Citez intégralement et à l'identique toutes les lignes ci-dessous, en omettant les images.

** Informations affichées **
————————
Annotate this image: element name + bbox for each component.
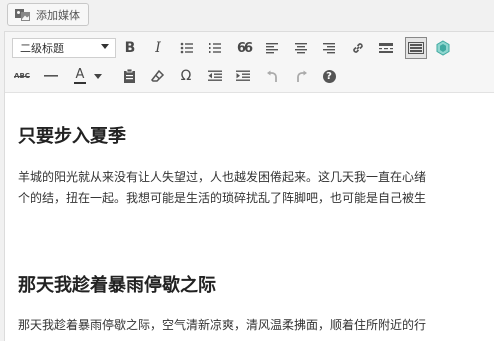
- paste-text-button[interactable]: [118, 65, 140, 87]
- chevron-down-icon: [101, 44, 109, 49]
- horizontal-line-icon: [44, 75, 58, 77]
- text-color-bar: [74, 82, 86, 84]
- help-button[interactable]: ?: [318, 65, 340, 87]
- text-color-dropdown[interactable]: [91, 65, 105, 87]
- bold-button[interactable]: B: [119, 37, 141, 59]
- text-color-icon: A: [75, 67, 85, 82]
- toolbar-toggle-button[interactable]: [405, 37, 427, 59]
- clear-formatting-icon: [151, 69, 165, 82]
- redo-icon: [296, 70, 307, 82]
- numbered-list-icon: [209, 43, 221, 53]
- indent-button[interactable]: [232, 65, 254, 87]
- plugin-icon: [436, 40, 450, 56]
- paste-text-icon: [123, 69, 135, 83]
- editor-toolbar: 二级标题 B I 66 ABC A Ω ?: [5, 32, 494, 93]
- read-more-icon: [379, 43, 393, 53]
- bulleted-list-icon: [180, 42, 193, 54]
- redo-button[interactable]: [290, 65, 312, 87]
- bold-icon: B: [124, 40, 136, 56]
- add-media-label: 添加媒体: [36, 8, 80, 22]
- format-select-value: 二级标题: [20, 42, 64, 55]
- read-more-button[interactable]: [375, 37, 397, 59]
- blockquote-button[interactable]: 66: [233, 37, 255, 59]
- undo-icon: [266, 70, 277, 82]
- omega-icon: Ω: [180, 68, 192, 84]
- strikethrough-icon: ABC: [14, 72, 30, 80]
- heading-2: 那天我趁着暴雨停歇之际: [18, 275, 216, 296]
- italic-button[interactable]: I: [147, 37, 169, 59]
- link-button[interactable]: [347, 37, 369, 59]
- paragraph-2-line-1: 那天我趁着暴雨停歇之际，空气清新凉爽，清风温柔拂面，顺着住所附近的行: [18, 318, 427, 332]
- align-left-icon: [265, 43, 278, 54]
- special-character-button[interactable]: Ω: [175, 65, 197, 87]
- clear-formatting-button[interactable]: [147, 65, 169, 87]
- blockquote-icon: 66: [236, 40, 253, 56]
- indent-icon: [236, 70, 250, 81]
- align-right-icon: [322, 43, 335, 54]
- italic-icon: I: [155, 40, 161, 56]
- paragraph-1-line-1: 羊城的阳光就从来没有让人失望过，人也越发困倦起来。这几天我一直在心绪: [18, 170, 427, 184]
- heading-1: 只要步入夏季: [18, 126, 126, 147]
- bulleted-list-button[interactable]: [176, 37, 198, 59]
- align-center-button[interactable]: [290, 37, 312, 59]
- outdent-button[interactable]: [204, 65, 226, 87]
- paragraph-1-line-2: 个的结，扭在一起。我想可能是生活的琐碎扰乱了阵脚吧，也可能是自己被生: [18, 191, 427, 205]
- text-color-button[interactable]: A: [69, 65, 91, 87]
- undo-button[interactable]: [261, 65, 283, 87]
- link-icon: [353, 43, 363, 53]
- align-right-button[interactable]: [318, 37, 340, 59]
- horizontal-line-button[interactable]: [40, 65, 62, 87]
- strikethrough-button[interactable]: ABC: [11, 65, 33, 87]
- align-center-icon: [294, 43, 307, 54]
- outdent-icon: [208, 70, 222, 81]
- chevron-down-icon: [94, 73, 102, 79]
- editor-frame: 二级标题 B I 66 ABC A Ω ? 只要步入夏季 羊城的阳光就从来没有让…: [4, 31, 494, 341]
- format-select[interactable]: 二级标题: [12, 38, 116, 58]
- align-left-button[interactable]: [261, 37, 283, 59]
- add-media-icon: [14, 7, 31, 22]
- toolbar-toggle-icon: [408, 42, 424, 54]
- numbered-list-button[interactable]: [204, 37, 226, 59]
- help-icon: ?: [322, 69, 336, 83]
- add-media-button[interactable]: 添加媒体: [7, 3, 89, 26]
- plugin-button[interactable]: [432, 37, 454, 59]
- editor-screen: 添加媒体 二级标题 B I 66 ABC A Ω ? 只要步入夏季 羊城的阳光就…: [0, 0, 494, 341]
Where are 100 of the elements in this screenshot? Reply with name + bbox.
————————
** Résultat de l'exercice **
Annotate this image: element name + bbox for each component.
- paste-text-button[interactable]: [118, 65, 140, 87]
- chevron-down-icon: [101, 44, 109, 49]
- horizontal-line-icon: [44, 75, 58, 77]
- text-color-bar: [74, 82, 86, 84]
- help-button[interactable]: ?: [318, 65, 340, 87]
- text-color-dropdown[interactable]: [91, 65, 105, 87]
- bold-button[interactable]: B: [119, 37, 141, 59]
- text-color-icon: A: [75, 67, 85, 82]
- toolbar-toggle-button[interactable]: [405, 37, 427, 59]
- clear-formatting-icon: [151, 69, 165, 82]
- redo-icon: [296, 70, 307, 82]
- numbered-list-icon: [209, 43, 221, 53]
- indent-button[interactable]: [232, 65, 254, 87]
- plugin-icon: [436, 40, 450, 56]
- paste-text-icon: [123, 69, 135, 83]
- editor-toolbar: 二级标题 B I 66 ABC A Ω ?: [5, 32, 494, 93]
- read-more-icon: [379, 43, 393, 53]
- bulleted-list-icon: [180, 42, 193, 54]
- redo-button[interactable]: [290, 65, 312, 87]
- bold-icon: B: [124, 40, 136, 56]
- add-media-label: 添加媒体: [36, 8, 80, 22]
- format-select-value: 二级标题: [20, 42, 64, 55]
- read-more-button[interactable]: [375, 37, 397, 59]
- blockquote-button[interactable]: 66: [233, 37, 255, 59]
- undo-icon: [266, 70, 277, 82]
- omega-icon: Ω: [180, 68, 192, 84]
- strikethrough-icon: ABC: [14, 72, 30, 80]
- heading-2: 那天我趁着暴雨停歇之际: [18, 275, 216, 296]
- italic-button[interactable]: I: [147, 37, 169, 59]
- link-button[interactable]: [347, 37, 369, 59]
- paragraph-2-line-1: 那天我趁着暴雨停歇之际，空气清新凉爽，清风温柔拂面，顺着住所附近的行: [18, 318, 427, 332]
- align-left-icon: [265, 43, 278, 54]
- special-character-button[interactable]: Ω: [175, 65, 197, 87]
- clear-formatting-button[interactable]: [147, 65, 169, 87]
- blockquote-icon: 66: [236, 40, 253, 56]
- indent-icon: [236, 70, 250, 81]
- align-right-icon: [322, 43, 335, 54]
- italic-icon: I: [155, 40, 161, 56]
- paragraph-1-line-1: 羊城的阳光就从来没有让人失望过，人也越发困倦起来。这几天我一直在心绪: [18, 170, 427, 184]
- heading-1: 只要步入夏季: [18, 126, 126, 147]
- bulleted-list-button[interactable]: [176, 37, 198, 59]
- align-center-button[interactable]: [290, 37, 312, 59]
- outdent-button[interactable]: [204, 65, 226, 87]
- paragraph-1-line-2: 个的结，扭在一起。我想可能是生活的琐碎扰乱了阵脚吧，也可能是自己被生: [18, 191, 427, 205]
- text-color-button[interactable]: A: [69, 65, 91, 87]
- undo-button[interactable]: [261, 65, 283, 87]
- link-icon: [353, 43, 363, 53]
- align-right-button[interactable]: [318, 37, 340, 59]
- horizontal-line-button[interactable]: [40, 65, 62, 87]
- strikethrough-button[interactable]: ABC: [11, 65, 33, 87]
- align-center-icon: [294, 43, 307, 54]
- outdent-icon: [208, 70, 222, 81]
- chevron-down-icon: [94, 73, 102, 79]
- editor-frame: 二级标题 B I 66 ABC A Ω ? 只要步入夏季 羊城的阳光就从来没有让…: [4, 31, 494, 341]
- format-select[interactable]: 二级标题: [12, 38, 116, 58]
- align-left-button[interactable]: [261, 37, 283, 59]
- add-media-icon: [14, 7, 31, 22]
- toolbar-toggle-icon: [408, 42, 424, 54]
- numbered-list-button[interactable]: [204, 37, 226, 59]
- help-icon: ?: [322, 69, 336, 83]
- add-media-button[interactable]: 添加媒体: [7, 3, 89, 26]
- plugin-button[interactable]: [432, 37, 454, 59]
- editor-screen: 添加媒体 二级标题 B I 66 ABC A Ω ? 只要步入夏季 羊城的阳光就…: [0, 0, 494, 341]
Where are 100 of the elements in this screenshot? Reply with name + bbox.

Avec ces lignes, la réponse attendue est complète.